▶ _Given problem_
Determine which lines contain the word "title", then copy those lines.

▶ _Entries provided_
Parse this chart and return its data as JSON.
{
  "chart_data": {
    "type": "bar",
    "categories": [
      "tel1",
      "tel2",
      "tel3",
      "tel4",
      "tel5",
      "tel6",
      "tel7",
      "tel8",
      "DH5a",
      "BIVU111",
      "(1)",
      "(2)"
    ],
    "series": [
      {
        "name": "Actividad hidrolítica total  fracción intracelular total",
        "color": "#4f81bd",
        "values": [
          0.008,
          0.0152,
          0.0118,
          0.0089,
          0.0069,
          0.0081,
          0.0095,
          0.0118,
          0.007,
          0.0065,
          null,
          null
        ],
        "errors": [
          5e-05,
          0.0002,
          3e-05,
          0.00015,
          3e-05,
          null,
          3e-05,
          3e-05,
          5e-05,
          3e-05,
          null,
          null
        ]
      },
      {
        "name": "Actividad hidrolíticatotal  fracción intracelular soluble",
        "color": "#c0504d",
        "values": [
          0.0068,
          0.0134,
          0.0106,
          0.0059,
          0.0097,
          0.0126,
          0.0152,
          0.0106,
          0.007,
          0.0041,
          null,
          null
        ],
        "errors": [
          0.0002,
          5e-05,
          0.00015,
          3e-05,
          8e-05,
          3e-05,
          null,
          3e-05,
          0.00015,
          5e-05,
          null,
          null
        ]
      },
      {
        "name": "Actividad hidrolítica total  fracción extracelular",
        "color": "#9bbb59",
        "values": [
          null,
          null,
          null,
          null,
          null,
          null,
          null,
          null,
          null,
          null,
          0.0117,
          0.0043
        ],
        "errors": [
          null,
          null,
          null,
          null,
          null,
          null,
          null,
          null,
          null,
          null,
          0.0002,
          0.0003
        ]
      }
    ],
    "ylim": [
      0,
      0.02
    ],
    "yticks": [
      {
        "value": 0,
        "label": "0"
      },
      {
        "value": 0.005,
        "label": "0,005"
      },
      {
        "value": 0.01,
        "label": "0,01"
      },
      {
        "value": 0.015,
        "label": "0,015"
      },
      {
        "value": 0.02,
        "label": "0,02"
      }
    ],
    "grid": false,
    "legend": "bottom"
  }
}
==
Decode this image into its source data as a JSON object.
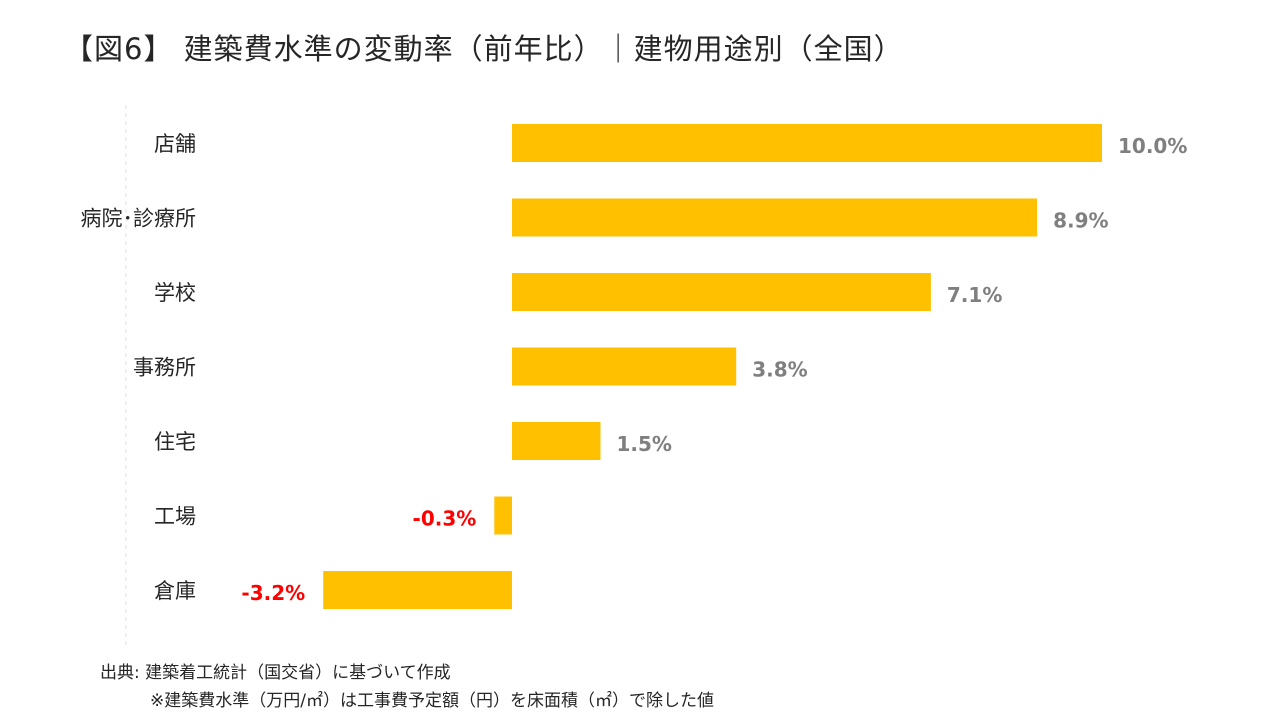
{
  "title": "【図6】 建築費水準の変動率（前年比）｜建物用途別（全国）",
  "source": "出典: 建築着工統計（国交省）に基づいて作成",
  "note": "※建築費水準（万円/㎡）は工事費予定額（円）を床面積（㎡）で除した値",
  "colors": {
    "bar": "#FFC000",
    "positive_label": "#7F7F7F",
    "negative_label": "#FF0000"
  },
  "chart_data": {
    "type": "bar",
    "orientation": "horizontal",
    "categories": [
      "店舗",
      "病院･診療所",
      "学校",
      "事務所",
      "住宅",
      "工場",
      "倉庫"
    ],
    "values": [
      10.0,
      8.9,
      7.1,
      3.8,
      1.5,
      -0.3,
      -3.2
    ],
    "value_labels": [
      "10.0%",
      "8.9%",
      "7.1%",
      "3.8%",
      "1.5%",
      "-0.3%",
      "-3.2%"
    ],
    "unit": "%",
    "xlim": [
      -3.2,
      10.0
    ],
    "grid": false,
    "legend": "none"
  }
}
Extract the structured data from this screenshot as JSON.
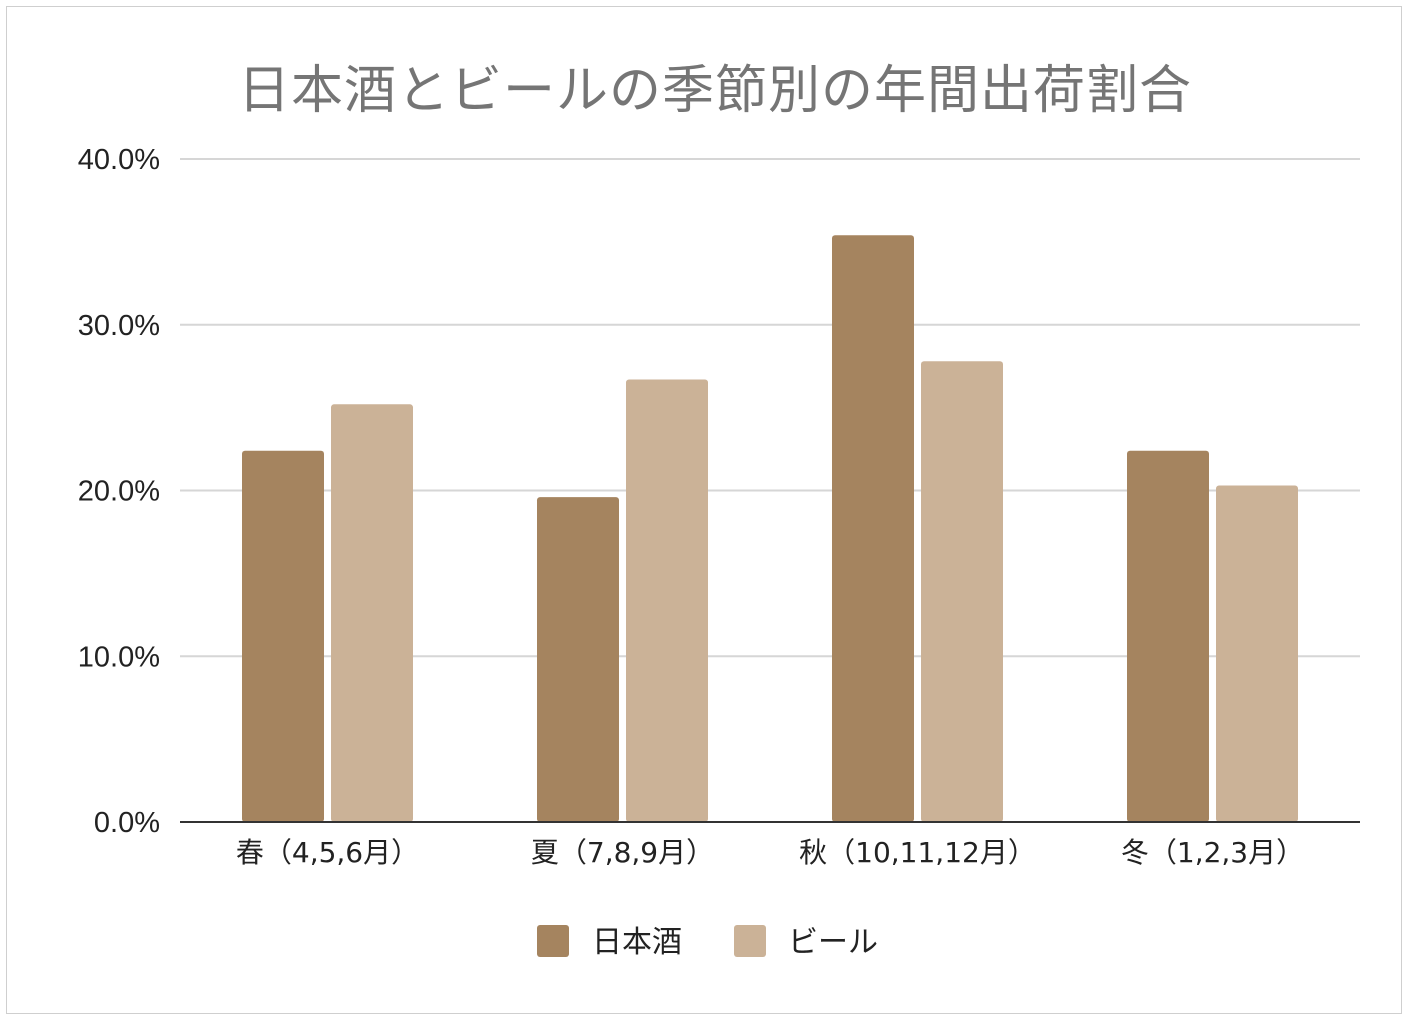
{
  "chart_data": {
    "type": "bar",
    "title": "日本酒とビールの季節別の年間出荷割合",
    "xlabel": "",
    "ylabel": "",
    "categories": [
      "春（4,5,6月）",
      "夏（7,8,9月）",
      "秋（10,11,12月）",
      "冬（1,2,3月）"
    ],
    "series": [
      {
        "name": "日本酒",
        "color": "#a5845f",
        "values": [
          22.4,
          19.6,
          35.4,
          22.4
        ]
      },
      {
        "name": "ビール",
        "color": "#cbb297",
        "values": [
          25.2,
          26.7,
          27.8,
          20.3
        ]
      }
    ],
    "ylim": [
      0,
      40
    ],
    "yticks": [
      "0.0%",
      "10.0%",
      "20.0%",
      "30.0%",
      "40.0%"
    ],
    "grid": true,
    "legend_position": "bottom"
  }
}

▶ _Exercise response_
  "title": "【図6】 建築費水準の変動率（前年比）｜建物用途別（全国）",
    "title": "日本酒とビールの季節別の年間出荷割合",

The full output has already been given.